* [Challenge]:
Look through the material below and count the lines with the string "people". Report only the count.
****************************************
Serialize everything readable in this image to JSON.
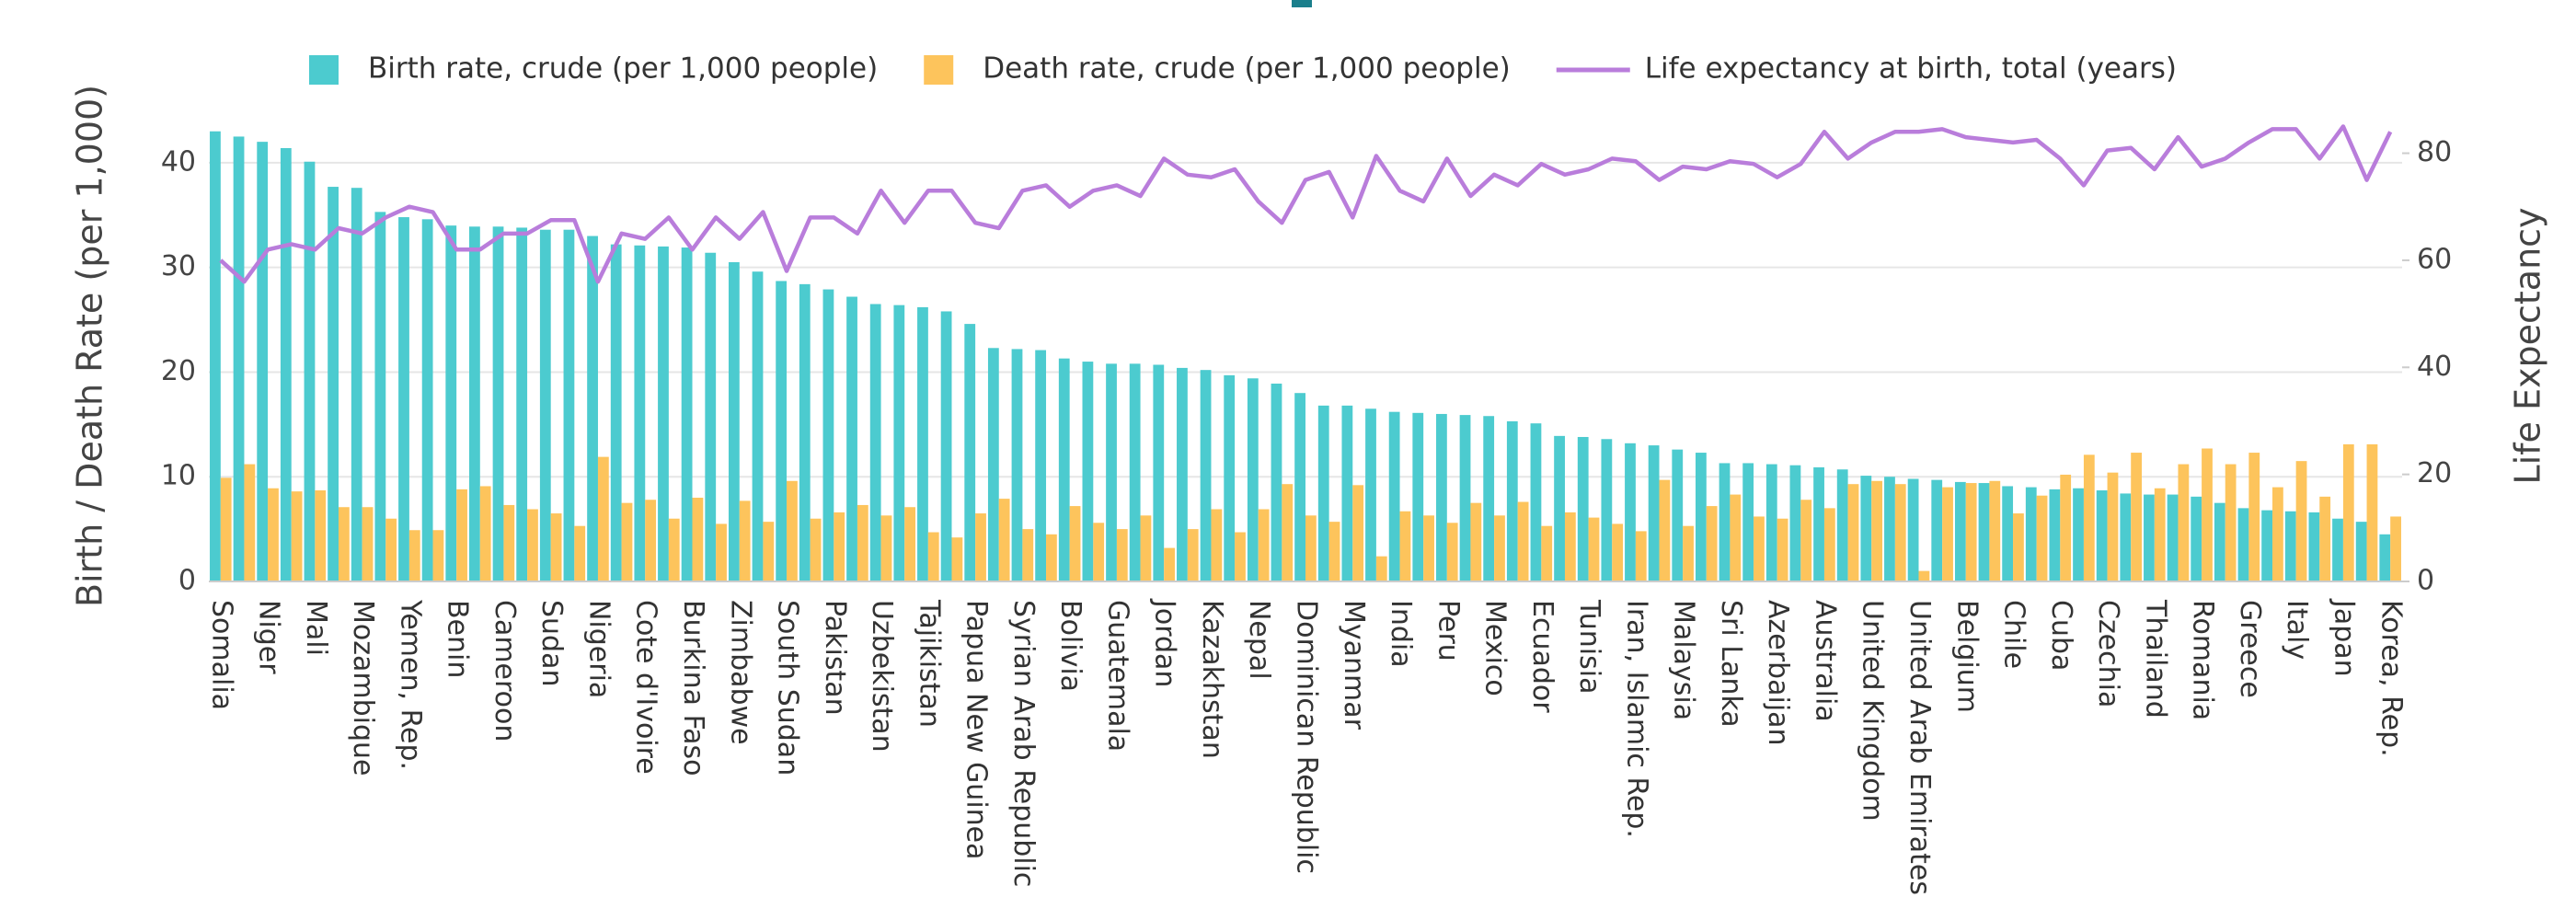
{
  "chart_data": {
    "type": "bar",
    "categories": [
      "Somalia",
      null,
      "Niger",
      null,
      "Mali",
      null,
      "Mozambique",
      null,
      "Yemen, Rep.",
      null,
      "Benin",
      null,
      "Cameroon",
      null,
      "Sudan",
      null,
      "Nigeria",
      null,
      "Cote d'Ivoire",
      null,
      "Burkina Faso",
      null,
      "Zimbabwe",
      null,
      "South Sudan",
      null,
      "Pakistan",
      null,
      "Uzbekistan",
      null,
      "Tajikistan",
      null,
      "Papua New Guinea",
      null,
      "Syrian Arab Republic",
      null,
      "Bolivia",
      null,
      "Guatemala",
      null,
      "Jordan",
      null,
      "Kazakhstan",
      null,
      "Nepal",
      null,
      "Dominican Republic",
      null,
      "Myanmar",
      null,
      "India",
      null,
      "Peru",
      null,
      "Mexico",
      null,
      "Ecuador",
      null,
      "Tunisia",
      null,
      "Iran, Islamic Rep.",
      null,
      "Malaysia",
      null,
      "Sri Lanka",
      null,
      "Azerbaijan",
      null,
      "Australia",
      null,
      "United Kingdom",
      null,
      "United Arab Emirates",
      null,
      "Belgium",
      null,
      "Chile",
      null,
      "Cuba",
      null,
      "Czechia",
      null,
      "Thailand",
      null,
      "Romania",
      null,
      "Greece",
      null,
      "Italy",
      null,
      "Japan",
      null,
      "Korea, Rep."
    ],
    "series": [
      {
        "name": "Birth rate, crude (per 1,000 people)",
        "type": "bar",
        "color": "#4ccbcf",
        "values": [
          43.0,
          42.5,
          42.0,
          41.4,
          40.1,
          37.7,
          37.6,
          35.3,
          34.8,
          34.6,
          34.0,
          33.9,
          33.9,
          33.8,
          33.6,
          33.6,
          33.0,
          32.2,
          32.1,
          32.0,
          31.9,
          31.4,
          30.5,
          29.6,
          28.7,
          28.4,
          27.9,
          27.2,
          26.5,
          26.4,
          26.2,
          25.8,
          24.6,
          22.3,
          22.2,
          22.1,
          21.3,
          21.0,
          20.8,
          20.8,
          20.7,
          20.4,
          20.2,
          19.7,
          19.4,
          18.9,
          18.0,
          16.8,
          16.8,
          16.5,
          16.2,
          16.1,
          16.0,
          15.9,
          15.8,
          15.3,
          15.1,
          13.9,
          13.8,
          13.6,
          13.2,
          13.0,
          12.6,
          12.3,
          11.3,
          11.3,
          11.2,
          11.1,
          10.9,
          10.7,
          10.1,
          10.0,
          9.8,
          9.7,
          9.5,
          9.4,
          9.1,
          9.0,
          8.8,
          8.9,
          8.7,
          8.4,
          8.3,
          8.3,
          8.1,
          7.5,
          7.0,
          6.8,
          6.7,
          6.6,
          6.0,
          5.7,
          4.5
        ]
      },
      {
        "name": "Death rate, crude (per 1,000 people)",
        "type": "bar",
        "color": "#fdc45c",
        "values": [
          9.9,
          11.2,
          8.9,
          8.6,
          8.7,
          7.1,
          7.1,
          6.0,
          4.9,
          4.9,
          8.8,
          9.1,
          7.3,
          6.9,
          6.5,
          5.3,
          11.9,
          7.5,
          7.8,
          6.0,
          8.0,
          5.5,
          7.7,
          5.7,
          9.6,
          6.0,
          6.6,
          7.3,
          6.3,
          7.1,
          4.7,
          4.2,
          6.5,
          7.9,
          5.0,
          4.5,
          7.2,
          5.6,
          5.0,
          6.3,
          3.2,
          5.0,
          6.9,
          4.7,
          6.9,
          9.3,
          6.3,
          5.7,
          9.2,
          2.4,
          6.7,
          6.3,
          5.6,
          7.5,
          6.3,
          7.6,
          5.3,
          6.6,
          6.1,
          5.5,
          4.8,
          9.7,
          5.3,
          7.2,
          8.3,
          6.2,
          6.0,
          7.8,
          7.0,
          9.3,
          9.6,
          9.3,
          1.0,
          9.0,
          9.4,
          9.6,
          6.5,
          8.2,
          10.2,
          12.1,
          10.4,
          12.3,
          8.9,
          11.2,
          12.7,
          11.2,
          12.3,
          9.0,
          11.5,
          8.1,
          13.1,
          13.1,
          6.2
        ]
      },
      {
        "name": "Life expectancy at birth, total (years)",
        "type": "line",
        "axis": "y2",
        "color": "#b97ddb",
        "values": [
          60,
          56,
          62,
          63,
          62,
          66,
          65,
          68,
          70,
          69,
          62,
          62,
          65,
          65,
          67.5,
          67.5,
          56,
          65,
          64,
          68,
          62,
          68,
          64,
          69,
          58,
          68,
          68,
          65,
          73,
          67,
          73,
          73,
          67,
          66,
          73,
          74,
          70,
          73,
          74,
          72,
          79,
          76,
          75.5,
          77,
          71,
          67,
          75,
          76.5,
          68,
          79.5,
          73,
          71,
          79,
          72,
          76,
          74,
          78,
          76,
          77,
          79,
          78.5,
          75,
          77.5,
          77,
          78.5,
          78,
          75.5,
          78,
          84,
          79,
          82,
          84,
          84,
          84.5,
          83,
          82.5,
          82,
          82.5,
          79,
          74,
          80.5,
          81,
          77,
          83,
          77.5,
          79,
          82,
          84.5,
          84.5,
          79,
          85,
          75,
          84
        ]
      }
    ],
    "y_label": "Birth / Death Rate (per 1,000)",
    "y2_label": "Life Expectancy",
    "ylim": [
      0,
      45
    ],
    "yticks": [
      0,
      10,
      20,
      30,
      40
    ],
    "y2lim": [
      0,
      88
    ],
    "y2ticks": [
      0,
      20,
      40,
      60,
      80
    ],
    "grid": true,
    "legend": "top"
  }
}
****************************************
* [Complete response]:
2